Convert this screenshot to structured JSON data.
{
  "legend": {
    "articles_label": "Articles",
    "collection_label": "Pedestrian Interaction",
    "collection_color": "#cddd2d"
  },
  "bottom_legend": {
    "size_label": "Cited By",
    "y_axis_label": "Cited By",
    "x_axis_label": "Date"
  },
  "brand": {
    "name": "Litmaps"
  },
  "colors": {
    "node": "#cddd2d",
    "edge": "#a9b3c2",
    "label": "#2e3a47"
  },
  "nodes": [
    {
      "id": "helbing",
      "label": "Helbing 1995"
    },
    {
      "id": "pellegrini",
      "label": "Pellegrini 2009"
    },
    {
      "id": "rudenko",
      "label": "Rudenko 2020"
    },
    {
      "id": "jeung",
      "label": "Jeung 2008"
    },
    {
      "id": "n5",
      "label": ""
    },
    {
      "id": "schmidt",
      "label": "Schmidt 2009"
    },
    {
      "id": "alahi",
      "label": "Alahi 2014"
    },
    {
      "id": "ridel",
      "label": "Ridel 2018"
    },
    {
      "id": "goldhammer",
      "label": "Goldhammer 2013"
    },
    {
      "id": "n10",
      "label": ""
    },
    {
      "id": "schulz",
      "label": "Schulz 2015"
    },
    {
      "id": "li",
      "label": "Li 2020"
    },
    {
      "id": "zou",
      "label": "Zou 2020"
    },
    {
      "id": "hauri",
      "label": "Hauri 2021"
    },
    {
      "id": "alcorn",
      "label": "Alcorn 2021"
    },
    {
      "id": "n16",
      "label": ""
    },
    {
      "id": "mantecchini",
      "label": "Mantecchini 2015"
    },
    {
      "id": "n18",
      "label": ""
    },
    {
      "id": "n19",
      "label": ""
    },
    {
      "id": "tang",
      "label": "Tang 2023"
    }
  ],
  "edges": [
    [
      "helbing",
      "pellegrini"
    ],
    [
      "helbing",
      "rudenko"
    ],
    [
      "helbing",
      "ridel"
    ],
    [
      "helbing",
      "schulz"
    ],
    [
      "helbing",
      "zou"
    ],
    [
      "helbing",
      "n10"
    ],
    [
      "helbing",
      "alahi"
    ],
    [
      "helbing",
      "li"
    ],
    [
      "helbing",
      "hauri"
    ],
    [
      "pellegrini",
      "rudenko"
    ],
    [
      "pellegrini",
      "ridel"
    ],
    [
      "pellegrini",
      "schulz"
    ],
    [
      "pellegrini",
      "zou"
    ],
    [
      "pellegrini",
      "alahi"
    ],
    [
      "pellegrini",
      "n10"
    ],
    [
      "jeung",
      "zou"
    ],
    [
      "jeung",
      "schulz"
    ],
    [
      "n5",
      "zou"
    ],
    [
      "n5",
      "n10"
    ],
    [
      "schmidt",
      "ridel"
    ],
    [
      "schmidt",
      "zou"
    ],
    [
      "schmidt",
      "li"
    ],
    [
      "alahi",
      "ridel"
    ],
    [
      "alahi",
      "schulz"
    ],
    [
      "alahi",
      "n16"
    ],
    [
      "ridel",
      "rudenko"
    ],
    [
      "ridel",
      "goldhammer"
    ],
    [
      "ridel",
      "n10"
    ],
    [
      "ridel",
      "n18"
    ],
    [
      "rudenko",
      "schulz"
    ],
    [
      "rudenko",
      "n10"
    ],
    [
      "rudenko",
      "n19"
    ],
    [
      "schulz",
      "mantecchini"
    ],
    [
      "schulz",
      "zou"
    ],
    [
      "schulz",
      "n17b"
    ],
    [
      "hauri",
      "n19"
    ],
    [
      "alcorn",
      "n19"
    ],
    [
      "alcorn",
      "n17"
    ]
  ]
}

◇ ◇ ◇ ◇

* _Instruction_
The records above should all be quoted exactly, please.

* _Exercise output_
Convert this screenshot to structured JSON data.
{
  "legend": {
    "articles_label": "Articles",
    "collection_label": "Pedestrian Interaction",
    "collection_color": "#cddd2d"
  },
  "bottom_legend": {
    "size_label": "Cited By",
    "y_axis_label": "Cited By",
    "x_axis_label": "Date"
  },
  "brand": {
    "name": "Litmaps"
  },
  "colors": {
    "node": "#cddd2d",
    "edge": "#a9b3c2",
    "label": "#2e3a47"
  },
  "nodes": [
    {
      "id": "helbing",
      "label": "Helbing 1995"
    },
    {
      "id": "pellegrini",
      "label": "Pellegrini 2009"
    },
    {
      "id": "rudenko",
      "label": "Rudenko 2020"
    },
    {
      "id": "jeung",
      "label": "Jeung 2008"
    },
    {
      "id": "n5",
      "label": ""
    },
    {
      "id": "schmidt",
      "label": "Schmidt 2009"
    },
    {
      "id": "alahi",
      "label": "Alahi 2014"
    },
    {
      "id": "ridel",
      "label": "Ridel 2018"
    },
    {
      "id": "goldhammer",
      "label": "Goldhammer 2013"
    },
    {
      "id": "n10",
      "label": ""
    },
    {
      "id": "schulz",
      "label": "Schulz 2015"
    },
    {
      "id": "li",
      "label": "Li 2020"
    },
    {
      "id": "zou",
      "label": "Zou 2020"
    },
    {
      "id": "hauri",
      "label": "Hauri 2021"
    },
    {
      "id": "alcorn",
      "label": "Alcorn 2021"
    },
    {
      "id": "n16",
      "label": ""
    },
    {
      "id": "mantecchini",
      "label": "Mantecchini 2015"
    },
    {
      "id": "n18",
      "label": ""
    },
    {
      "id": "n19",
      "label": ""
    },
    {
      "id": "tang",
      "label": "Tang 2023"
    }
  ],
  "edges": [
    [
      "helbing",
      "pellegrini"
    ],
    [
      "helbing",
      "rudenko"
    ],
    [
      "helbing",
      "ridel"
    ],
    [
      "helbing",
      "schulz"
    ],
    [
      "helbing",
      "zou"
    ],
    [
      "helbing",
      "n10"
    ],
    [
      "helbing",
      "alahi"
    ],
    [
      "helbing",
      "li"
    ],
    [
      "helbing",
      "hauri"
    ],
    [
      "pellegrini",
      "rudenko"
    ],
    [
      "pellegrini",
      "ridel"
    ],
    [
      "pellegrini",
      "schulz"
    ],
    [
      "pellegrini",
      "zou"
    ],
    [
      "pellegrini",
      "alahi"
    ],
    [
      "pellegrini",
      "n10"
    ],
    [
      "jeung",
      "zou"
    ],
    [
      "jeung",
      "schulz"
    ],
    [
      "n5",
      "zou"
    ],
    [
      "n5",
      "n10"
    ],
    [
      "schmidt",
      "ridel"
    ],
    [
      "schmidt",
      "zou"
    ],
    [
      "schmidt",
      "li"
    ],
    [
      "alahi",
      "ridel"
    ],
    [
      "alahi",
      "schulz"
    ],
    [
      "alahi",
      "n16"
    ],
    [
      "ridel",
      "rudenko"
    ],
    [
      "ridel",
      "goldhammer"
    ],
    [
      "ridel",
      "n10"
    ],
    [
      "ridel",
      "n18"
    ],
    [
      "rudenko",
      "schulz"
    ],
    [
      "rudenko",
      "n10"
    ],
    [
      "rudenko",
      "n19"
    ],
    [
      "schulz",
      "mantecchini"
    ],
    [
      "schulz",
      "zou"
    ],
    [
      "schulz",
      "n17b"
    ],
    [
      "hauri",
      "n19"
    ],
    [
      "alcorn",
      "n19"
    ],
    [
      "alcorn",
      "n17"
    ]
  ]
}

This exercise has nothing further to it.